AIM OF THE EXERCISE:
Scan the entries below and extract each line with the word "KICK" in it.

Rows from a dataset:
(begin)

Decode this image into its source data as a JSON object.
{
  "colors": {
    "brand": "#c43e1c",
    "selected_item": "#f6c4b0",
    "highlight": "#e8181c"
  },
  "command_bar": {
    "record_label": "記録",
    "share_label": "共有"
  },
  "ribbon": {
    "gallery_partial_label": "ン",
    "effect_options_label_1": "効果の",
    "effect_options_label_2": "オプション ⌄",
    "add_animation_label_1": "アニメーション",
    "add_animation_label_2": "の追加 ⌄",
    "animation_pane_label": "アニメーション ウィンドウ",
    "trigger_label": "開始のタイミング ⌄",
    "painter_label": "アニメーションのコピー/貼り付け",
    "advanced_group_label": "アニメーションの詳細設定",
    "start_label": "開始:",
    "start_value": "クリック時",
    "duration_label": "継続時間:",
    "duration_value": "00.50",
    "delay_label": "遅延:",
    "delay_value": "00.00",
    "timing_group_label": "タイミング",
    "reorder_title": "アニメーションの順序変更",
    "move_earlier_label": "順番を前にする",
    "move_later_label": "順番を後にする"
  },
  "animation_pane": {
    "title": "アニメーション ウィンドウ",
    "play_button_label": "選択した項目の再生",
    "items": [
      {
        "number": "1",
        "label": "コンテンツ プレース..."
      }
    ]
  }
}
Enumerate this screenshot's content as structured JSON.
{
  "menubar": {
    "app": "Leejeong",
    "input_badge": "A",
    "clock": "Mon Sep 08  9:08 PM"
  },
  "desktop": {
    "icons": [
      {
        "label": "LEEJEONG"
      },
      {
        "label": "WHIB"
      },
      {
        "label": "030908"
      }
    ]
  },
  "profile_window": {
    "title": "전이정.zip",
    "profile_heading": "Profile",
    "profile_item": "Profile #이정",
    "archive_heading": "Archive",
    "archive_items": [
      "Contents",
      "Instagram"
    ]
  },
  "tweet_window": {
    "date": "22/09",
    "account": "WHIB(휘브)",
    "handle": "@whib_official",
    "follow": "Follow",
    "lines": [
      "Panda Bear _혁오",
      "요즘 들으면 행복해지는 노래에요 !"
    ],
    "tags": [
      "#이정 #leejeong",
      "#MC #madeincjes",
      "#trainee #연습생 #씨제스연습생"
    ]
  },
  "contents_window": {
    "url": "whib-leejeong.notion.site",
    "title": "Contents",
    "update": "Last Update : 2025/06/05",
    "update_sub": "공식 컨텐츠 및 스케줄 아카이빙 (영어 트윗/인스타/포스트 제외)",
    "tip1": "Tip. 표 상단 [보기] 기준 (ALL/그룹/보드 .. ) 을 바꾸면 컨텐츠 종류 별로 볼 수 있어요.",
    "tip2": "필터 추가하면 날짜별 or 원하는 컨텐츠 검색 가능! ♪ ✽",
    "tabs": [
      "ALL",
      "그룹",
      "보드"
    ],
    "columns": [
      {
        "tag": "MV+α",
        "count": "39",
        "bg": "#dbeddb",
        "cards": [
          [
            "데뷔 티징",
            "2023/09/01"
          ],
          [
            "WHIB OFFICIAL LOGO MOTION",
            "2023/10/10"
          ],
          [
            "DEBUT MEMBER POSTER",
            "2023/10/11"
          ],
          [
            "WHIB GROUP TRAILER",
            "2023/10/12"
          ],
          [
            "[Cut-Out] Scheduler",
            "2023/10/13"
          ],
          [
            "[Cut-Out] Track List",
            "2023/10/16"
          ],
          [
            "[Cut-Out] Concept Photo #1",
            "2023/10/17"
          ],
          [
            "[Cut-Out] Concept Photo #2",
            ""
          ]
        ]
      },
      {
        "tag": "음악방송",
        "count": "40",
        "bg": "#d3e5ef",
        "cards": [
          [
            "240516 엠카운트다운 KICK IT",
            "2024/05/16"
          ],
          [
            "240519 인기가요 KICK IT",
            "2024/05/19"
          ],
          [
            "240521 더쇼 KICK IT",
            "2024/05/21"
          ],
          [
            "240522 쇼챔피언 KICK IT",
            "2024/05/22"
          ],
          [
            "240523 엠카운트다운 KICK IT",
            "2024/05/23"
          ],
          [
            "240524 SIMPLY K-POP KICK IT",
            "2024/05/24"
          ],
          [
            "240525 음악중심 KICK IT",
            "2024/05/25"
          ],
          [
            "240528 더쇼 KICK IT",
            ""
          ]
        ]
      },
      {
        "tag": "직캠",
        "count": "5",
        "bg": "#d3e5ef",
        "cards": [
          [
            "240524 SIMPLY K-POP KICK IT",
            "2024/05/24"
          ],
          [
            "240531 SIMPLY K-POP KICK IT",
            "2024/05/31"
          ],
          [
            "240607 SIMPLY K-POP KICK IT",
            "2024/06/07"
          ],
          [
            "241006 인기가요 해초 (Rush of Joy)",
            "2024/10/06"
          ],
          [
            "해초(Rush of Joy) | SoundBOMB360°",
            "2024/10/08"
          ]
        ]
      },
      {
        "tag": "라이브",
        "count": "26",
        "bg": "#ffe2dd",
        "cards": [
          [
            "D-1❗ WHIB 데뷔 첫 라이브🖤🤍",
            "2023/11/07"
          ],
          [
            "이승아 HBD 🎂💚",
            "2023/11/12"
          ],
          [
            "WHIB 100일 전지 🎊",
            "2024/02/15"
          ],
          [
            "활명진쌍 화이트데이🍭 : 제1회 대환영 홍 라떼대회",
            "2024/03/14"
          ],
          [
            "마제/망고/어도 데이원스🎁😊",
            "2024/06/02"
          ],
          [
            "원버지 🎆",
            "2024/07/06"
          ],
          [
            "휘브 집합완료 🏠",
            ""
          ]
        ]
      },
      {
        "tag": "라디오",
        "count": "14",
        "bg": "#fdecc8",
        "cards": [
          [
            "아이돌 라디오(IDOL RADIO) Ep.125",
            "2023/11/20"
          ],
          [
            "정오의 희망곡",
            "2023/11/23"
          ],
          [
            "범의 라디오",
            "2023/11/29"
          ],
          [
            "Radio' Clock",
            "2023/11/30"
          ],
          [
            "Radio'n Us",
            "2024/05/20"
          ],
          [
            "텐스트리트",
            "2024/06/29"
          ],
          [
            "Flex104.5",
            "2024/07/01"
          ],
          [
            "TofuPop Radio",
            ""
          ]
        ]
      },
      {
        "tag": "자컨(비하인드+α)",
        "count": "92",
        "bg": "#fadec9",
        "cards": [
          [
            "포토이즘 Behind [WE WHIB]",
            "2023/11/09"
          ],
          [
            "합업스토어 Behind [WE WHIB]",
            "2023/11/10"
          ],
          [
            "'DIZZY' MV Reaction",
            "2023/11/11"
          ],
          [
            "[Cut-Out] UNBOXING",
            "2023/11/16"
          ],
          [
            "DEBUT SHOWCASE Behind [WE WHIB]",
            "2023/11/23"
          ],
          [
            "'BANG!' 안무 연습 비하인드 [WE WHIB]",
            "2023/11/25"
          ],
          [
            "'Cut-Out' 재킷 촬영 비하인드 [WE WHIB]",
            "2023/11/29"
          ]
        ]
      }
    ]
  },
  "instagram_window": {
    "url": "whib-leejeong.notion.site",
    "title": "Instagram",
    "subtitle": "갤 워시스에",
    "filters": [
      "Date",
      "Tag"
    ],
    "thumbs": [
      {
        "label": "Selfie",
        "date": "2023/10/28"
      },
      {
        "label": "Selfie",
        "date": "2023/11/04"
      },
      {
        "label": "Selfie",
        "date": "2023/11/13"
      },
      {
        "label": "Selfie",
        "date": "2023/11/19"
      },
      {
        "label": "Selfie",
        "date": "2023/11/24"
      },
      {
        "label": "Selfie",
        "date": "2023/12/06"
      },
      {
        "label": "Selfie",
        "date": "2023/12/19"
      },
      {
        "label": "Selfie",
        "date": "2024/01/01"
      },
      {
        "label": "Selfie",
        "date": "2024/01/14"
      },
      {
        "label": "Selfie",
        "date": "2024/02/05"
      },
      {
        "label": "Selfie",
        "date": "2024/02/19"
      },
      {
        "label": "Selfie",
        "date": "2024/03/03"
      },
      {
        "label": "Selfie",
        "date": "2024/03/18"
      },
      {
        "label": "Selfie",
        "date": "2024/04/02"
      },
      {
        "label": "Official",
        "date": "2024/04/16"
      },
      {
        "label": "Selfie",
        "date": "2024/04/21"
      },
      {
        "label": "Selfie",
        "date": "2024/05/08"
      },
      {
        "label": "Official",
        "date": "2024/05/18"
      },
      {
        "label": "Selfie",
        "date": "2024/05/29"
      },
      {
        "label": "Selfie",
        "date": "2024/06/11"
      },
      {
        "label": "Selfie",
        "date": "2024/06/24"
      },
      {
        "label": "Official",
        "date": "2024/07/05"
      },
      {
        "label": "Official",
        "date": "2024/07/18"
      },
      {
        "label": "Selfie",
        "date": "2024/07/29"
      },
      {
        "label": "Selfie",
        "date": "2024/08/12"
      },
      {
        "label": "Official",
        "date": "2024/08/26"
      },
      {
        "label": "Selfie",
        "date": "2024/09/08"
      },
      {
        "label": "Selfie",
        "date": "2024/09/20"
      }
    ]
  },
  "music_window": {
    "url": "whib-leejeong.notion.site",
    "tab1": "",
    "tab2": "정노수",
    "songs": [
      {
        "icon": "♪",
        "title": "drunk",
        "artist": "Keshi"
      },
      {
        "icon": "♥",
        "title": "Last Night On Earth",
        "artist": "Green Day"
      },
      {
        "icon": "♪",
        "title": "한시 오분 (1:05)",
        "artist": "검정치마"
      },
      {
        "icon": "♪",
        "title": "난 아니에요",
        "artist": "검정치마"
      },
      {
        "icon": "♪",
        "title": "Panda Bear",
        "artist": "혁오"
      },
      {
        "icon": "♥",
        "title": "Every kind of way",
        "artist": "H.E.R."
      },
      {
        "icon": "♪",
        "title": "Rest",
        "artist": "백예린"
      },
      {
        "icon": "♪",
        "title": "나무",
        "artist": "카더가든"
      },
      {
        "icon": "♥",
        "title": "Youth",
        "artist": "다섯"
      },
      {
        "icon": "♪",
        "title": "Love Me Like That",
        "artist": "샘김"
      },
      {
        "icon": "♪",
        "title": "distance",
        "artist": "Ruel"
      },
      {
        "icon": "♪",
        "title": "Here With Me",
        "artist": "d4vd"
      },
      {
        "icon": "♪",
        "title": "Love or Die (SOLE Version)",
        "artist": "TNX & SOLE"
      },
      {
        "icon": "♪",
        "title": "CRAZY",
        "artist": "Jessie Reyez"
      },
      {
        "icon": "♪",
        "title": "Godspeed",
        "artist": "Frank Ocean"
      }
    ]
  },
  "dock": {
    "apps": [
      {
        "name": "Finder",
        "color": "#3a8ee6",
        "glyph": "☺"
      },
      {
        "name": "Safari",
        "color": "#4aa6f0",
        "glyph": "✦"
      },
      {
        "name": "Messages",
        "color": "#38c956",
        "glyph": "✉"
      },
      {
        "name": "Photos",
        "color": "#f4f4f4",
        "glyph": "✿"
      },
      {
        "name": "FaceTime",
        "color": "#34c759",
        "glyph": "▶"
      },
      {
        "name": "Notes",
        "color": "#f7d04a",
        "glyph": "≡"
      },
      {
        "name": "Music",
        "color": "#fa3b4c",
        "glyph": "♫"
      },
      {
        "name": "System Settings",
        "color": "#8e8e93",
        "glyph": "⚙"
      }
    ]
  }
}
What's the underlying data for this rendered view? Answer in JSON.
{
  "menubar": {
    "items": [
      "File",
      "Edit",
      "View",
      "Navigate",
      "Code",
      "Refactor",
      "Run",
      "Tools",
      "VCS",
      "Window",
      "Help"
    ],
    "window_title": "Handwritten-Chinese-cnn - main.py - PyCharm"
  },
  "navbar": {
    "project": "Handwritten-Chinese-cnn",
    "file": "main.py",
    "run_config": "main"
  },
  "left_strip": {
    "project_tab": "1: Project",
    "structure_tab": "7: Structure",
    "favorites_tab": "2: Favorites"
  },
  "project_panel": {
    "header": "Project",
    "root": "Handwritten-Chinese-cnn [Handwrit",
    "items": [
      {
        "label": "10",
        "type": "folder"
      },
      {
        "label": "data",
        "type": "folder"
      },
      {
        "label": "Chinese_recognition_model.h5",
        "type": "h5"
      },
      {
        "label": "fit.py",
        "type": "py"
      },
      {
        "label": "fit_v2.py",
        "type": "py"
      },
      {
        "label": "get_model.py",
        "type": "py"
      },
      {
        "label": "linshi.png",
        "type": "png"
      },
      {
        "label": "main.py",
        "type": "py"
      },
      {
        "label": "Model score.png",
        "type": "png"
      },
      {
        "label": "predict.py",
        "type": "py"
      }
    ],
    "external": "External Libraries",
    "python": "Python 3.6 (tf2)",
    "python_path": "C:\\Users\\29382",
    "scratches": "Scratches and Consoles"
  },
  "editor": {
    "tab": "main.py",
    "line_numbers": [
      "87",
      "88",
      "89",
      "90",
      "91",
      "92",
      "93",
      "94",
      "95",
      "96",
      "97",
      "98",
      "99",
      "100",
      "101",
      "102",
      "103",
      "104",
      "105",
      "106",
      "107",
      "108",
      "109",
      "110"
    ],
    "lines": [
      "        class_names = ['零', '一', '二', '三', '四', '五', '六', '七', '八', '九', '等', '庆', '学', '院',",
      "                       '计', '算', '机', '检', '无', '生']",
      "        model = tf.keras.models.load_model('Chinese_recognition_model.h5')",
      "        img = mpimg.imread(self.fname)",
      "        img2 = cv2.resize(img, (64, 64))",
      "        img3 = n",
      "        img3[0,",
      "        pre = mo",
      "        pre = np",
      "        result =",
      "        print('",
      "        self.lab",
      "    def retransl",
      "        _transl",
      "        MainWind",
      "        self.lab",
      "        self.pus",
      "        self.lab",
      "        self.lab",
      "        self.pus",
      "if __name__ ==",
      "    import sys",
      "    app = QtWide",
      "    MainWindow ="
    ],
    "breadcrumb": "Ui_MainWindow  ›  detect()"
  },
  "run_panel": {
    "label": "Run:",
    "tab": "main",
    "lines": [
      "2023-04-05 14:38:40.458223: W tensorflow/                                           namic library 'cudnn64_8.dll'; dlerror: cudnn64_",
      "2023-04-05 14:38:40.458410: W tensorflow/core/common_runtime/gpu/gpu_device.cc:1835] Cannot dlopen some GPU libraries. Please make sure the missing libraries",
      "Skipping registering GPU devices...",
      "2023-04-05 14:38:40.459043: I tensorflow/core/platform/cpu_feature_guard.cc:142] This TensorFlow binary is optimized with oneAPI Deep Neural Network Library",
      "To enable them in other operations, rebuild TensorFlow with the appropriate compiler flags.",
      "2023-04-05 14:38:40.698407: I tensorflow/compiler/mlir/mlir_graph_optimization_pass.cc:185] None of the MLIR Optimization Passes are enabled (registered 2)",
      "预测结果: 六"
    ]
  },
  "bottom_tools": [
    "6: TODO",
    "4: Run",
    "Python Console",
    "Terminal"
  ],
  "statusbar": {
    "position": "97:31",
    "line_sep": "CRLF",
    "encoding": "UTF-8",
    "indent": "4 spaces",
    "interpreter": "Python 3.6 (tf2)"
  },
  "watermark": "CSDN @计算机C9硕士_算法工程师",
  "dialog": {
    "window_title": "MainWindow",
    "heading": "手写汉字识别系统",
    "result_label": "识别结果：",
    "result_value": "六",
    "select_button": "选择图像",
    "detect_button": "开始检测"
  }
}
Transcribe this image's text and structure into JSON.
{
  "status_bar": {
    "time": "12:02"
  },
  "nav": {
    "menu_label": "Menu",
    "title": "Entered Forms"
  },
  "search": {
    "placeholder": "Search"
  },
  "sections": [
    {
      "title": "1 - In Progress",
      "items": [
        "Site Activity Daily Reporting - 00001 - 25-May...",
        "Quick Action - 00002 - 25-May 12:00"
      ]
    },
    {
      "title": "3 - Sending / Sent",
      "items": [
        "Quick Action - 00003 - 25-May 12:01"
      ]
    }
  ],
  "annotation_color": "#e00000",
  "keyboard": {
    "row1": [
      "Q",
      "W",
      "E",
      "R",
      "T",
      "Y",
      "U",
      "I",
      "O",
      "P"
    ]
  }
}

(end)

THE RESULT:
            "240516 엠카운트다운 KICK IT",
            "240519 인기가요 KICK IT",
            "240521 더쇼 KICK IT",
            "240522 쇼챔피언 KICK IT",
            "240523 엠카운트다운 KICK IT",
            "240524 SIMPLY K-POP KICK IT",
            "240525 음악중심 KICK IT",
            "240528 더쇼 KICK IT",
            "240524 SIMPLY K-POP KICK IT",
            "240531 SIMPLY K-POP KICK IT",
            "240607 SIMPLY K-POP KICK IT",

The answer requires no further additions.